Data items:

=-=-=

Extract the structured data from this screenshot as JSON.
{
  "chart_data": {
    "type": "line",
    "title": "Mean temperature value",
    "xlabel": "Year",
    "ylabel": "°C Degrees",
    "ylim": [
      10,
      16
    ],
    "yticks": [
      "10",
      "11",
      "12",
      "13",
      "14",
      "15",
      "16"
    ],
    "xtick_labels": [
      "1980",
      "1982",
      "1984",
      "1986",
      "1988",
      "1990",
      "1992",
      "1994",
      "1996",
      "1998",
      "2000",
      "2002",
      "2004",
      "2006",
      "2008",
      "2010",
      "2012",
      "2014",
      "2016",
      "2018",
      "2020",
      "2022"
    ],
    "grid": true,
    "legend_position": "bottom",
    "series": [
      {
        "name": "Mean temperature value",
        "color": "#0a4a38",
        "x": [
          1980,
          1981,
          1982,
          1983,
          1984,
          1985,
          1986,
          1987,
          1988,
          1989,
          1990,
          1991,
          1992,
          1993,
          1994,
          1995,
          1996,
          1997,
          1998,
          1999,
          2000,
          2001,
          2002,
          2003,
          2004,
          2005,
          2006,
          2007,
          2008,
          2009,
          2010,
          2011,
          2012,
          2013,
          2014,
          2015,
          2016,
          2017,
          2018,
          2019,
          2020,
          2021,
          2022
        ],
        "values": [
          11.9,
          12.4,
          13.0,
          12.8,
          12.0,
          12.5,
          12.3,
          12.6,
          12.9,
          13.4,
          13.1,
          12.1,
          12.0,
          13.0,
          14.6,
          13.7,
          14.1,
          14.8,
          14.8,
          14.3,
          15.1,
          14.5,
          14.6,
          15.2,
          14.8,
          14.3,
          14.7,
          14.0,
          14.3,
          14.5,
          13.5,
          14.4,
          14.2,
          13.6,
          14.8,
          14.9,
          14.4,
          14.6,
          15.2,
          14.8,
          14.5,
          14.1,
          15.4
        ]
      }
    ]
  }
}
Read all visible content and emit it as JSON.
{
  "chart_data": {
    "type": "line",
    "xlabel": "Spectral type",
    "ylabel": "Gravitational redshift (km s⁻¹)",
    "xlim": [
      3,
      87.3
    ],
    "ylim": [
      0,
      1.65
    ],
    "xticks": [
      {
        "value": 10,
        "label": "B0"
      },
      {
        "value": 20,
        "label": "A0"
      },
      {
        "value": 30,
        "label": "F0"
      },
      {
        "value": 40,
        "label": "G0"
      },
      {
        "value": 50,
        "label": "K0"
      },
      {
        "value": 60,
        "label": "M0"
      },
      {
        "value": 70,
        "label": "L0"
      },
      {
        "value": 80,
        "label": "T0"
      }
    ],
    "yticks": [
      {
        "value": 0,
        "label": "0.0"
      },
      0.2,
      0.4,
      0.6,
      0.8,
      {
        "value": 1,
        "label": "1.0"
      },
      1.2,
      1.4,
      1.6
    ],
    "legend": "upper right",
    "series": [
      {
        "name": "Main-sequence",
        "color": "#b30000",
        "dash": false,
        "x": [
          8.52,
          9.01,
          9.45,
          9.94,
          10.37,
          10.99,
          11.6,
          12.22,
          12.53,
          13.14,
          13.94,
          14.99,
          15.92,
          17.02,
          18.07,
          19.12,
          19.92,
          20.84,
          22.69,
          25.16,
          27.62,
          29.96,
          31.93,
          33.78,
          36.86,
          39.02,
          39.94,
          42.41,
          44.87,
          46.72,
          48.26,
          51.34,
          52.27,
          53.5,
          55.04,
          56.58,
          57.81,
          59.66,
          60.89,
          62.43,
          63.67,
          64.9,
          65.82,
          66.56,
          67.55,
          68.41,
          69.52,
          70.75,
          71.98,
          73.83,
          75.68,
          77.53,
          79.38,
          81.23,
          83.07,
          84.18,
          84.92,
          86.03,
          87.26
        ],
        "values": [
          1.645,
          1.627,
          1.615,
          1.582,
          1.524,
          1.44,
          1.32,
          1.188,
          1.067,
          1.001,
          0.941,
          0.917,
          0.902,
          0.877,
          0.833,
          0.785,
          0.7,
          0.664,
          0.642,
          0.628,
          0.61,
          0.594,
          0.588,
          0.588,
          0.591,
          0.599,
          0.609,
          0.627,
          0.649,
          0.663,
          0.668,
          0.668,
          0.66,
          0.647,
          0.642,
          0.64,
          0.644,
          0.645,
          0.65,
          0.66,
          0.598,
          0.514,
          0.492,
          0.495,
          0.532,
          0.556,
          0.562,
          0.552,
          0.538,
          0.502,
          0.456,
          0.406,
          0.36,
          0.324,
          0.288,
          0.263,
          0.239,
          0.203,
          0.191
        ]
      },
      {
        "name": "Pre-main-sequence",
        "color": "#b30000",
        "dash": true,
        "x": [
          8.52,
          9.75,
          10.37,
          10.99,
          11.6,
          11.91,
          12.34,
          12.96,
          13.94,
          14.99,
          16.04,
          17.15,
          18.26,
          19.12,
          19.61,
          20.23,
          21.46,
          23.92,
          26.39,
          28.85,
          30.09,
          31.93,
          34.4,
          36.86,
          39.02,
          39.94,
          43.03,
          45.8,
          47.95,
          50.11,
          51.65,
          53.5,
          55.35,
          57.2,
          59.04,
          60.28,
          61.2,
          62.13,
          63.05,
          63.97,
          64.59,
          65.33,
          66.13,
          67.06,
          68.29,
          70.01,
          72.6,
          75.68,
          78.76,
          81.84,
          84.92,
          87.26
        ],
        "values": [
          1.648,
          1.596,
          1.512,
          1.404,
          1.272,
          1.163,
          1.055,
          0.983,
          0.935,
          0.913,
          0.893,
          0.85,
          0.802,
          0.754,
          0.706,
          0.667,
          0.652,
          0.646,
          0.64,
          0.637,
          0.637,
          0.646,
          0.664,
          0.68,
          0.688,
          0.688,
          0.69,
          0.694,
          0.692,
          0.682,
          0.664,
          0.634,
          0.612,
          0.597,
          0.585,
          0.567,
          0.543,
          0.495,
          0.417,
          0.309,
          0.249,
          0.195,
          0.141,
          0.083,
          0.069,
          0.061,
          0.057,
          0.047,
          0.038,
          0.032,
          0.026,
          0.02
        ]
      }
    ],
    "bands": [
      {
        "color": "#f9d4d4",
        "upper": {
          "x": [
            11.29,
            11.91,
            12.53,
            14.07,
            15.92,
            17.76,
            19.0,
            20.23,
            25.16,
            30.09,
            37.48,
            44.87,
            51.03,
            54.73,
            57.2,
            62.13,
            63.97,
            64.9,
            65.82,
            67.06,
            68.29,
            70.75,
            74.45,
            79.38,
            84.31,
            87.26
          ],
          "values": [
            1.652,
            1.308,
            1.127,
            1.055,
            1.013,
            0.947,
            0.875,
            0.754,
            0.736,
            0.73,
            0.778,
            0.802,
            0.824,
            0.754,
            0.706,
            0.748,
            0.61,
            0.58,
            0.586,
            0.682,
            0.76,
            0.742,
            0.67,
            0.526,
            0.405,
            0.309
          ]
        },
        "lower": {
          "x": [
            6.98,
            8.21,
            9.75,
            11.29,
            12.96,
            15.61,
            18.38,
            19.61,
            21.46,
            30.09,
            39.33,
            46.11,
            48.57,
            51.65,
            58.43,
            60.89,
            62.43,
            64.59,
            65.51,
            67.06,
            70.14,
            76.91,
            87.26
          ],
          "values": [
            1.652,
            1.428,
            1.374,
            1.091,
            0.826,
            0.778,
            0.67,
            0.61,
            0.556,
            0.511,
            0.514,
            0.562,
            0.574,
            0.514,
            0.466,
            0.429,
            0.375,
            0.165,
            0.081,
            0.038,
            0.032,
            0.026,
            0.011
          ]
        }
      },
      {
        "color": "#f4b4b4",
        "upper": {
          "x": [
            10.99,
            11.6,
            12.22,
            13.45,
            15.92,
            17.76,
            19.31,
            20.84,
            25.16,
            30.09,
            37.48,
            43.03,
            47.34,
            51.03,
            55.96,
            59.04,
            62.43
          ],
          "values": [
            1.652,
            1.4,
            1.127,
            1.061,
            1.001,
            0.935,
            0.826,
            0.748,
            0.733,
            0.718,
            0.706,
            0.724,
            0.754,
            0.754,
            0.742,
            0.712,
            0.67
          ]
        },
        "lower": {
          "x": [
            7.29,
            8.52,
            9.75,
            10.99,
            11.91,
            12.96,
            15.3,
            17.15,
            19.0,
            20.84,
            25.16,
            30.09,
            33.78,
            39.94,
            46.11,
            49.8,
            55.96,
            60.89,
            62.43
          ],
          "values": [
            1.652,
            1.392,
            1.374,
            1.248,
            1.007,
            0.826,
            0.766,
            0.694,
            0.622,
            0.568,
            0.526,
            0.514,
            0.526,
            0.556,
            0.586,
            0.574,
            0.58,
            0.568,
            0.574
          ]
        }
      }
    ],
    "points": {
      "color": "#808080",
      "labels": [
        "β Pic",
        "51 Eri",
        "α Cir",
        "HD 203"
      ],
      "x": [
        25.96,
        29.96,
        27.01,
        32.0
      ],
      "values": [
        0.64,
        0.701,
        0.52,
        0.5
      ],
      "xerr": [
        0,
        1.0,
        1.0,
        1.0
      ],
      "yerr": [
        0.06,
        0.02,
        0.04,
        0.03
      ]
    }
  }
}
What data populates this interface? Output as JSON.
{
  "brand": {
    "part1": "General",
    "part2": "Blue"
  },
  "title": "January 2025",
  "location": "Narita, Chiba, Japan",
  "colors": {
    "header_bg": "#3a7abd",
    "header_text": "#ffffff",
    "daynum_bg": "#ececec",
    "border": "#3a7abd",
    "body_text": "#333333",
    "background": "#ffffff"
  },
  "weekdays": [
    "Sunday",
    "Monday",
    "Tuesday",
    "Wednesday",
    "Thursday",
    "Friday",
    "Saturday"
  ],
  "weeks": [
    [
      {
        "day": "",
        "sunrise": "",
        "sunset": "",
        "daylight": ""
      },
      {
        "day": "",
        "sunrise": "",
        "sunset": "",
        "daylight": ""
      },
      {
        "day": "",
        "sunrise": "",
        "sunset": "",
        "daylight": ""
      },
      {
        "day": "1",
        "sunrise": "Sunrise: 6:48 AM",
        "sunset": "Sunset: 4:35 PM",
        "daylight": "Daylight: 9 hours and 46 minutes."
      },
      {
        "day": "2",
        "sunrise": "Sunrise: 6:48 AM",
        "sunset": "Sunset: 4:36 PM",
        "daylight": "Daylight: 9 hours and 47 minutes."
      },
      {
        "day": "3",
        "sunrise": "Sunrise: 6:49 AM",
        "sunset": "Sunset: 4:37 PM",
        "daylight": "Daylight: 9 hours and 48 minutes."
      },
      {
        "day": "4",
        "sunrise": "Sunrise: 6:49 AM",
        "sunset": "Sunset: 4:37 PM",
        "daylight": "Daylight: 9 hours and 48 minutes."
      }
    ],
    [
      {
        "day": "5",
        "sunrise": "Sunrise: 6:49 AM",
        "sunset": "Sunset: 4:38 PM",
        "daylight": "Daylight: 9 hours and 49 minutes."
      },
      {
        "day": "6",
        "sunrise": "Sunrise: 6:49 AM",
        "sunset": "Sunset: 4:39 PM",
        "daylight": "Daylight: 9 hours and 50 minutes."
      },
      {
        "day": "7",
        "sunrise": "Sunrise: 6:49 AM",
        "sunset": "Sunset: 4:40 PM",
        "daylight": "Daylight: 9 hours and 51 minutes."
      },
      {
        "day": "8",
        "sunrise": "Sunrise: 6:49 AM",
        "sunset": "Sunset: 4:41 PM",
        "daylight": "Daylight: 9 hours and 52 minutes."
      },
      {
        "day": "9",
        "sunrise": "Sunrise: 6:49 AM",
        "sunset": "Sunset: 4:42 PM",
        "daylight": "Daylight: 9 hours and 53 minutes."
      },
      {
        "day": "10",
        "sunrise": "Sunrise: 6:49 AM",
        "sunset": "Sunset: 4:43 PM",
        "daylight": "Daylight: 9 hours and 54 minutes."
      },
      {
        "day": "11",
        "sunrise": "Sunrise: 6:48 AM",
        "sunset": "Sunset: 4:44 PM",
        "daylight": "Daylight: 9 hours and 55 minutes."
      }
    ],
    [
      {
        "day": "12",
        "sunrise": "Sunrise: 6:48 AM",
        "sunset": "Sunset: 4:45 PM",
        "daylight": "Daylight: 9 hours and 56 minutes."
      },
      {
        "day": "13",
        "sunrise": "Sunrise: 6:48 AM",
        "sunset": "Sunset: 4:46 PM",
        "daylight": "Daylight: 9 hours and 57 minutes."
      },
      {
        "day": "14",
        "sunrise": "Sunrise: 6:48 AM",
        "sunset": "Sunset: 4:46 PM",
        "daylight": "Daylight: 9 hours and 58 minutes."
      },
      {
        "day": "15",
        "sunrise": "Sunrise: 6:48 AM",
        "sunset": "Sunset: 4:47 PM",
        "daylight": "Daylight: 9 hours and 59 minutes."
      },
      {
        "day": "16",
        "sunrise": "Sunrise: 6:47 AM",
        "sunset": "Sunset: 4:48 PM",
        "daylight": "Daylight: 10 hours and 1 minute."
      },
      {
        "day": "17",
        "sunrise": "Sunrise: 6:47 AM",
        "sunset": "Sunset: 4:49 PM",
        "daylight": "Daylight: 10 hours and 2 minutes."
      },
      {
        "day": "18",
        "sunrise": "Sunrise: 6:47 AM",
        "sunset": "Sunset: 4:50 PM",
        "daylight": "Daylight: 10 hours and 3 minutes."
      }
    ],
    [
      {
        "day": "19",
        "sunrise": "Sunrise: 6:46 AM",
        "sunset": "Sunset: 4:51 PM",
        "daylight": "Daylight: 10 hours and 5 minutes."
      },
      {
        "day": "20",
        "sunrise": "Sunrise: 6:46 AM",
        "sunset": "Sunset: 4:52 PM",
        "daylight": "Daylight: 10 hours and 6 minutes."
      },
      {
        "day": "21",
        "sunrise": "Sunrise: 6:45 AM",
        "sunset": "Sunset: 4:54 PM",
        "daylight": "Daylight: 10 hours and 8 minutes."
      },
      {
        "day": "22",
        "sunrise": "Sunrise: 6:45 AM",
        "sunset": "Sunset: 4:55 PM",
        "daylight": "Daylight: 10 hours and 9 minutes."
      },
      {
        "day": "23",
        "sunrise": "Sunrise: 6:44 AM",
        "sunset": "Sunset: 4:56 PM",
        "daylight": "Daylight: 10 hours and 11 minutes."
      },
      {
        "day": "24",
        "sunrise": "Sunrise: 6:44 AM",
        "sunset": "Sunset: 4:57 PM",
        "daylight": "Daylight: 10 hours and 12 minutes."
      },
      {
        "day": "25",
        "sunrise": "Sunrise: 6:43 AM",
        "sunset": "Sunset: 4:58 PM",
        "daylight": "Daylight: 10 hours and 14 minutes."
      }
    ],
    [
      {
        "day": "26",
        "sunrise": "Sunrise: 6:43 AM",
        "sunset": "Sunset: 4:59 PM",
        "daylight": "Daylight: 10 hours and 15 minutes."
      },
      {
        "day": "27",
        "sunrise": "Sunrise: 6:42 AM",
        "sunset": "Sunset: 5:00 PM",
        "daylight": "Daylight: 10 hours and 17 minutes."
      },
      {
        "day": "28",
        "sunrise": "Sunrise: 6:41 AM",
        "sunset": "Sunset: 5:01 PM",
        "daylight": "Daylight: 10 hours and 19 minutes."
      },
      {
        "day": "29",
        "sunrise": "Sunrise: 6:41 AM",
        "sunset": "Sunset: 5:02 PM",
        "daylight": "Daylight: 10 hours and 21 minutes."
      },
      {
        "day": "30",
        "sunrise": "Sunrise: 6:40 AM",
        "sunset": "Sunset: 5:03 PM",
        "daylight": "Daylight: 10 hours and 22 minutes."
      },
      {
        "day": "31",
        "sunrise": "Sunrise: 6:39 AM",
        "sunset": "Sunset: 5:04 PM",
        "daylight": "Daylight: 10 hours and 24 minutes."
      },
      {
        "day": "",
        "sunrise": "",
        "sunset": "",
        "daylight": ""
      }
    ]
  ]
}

=-=-=

• **What is being asked**
Work out how many lines of the data above hold the word "this", and write only the count.

• **Result of the task**
2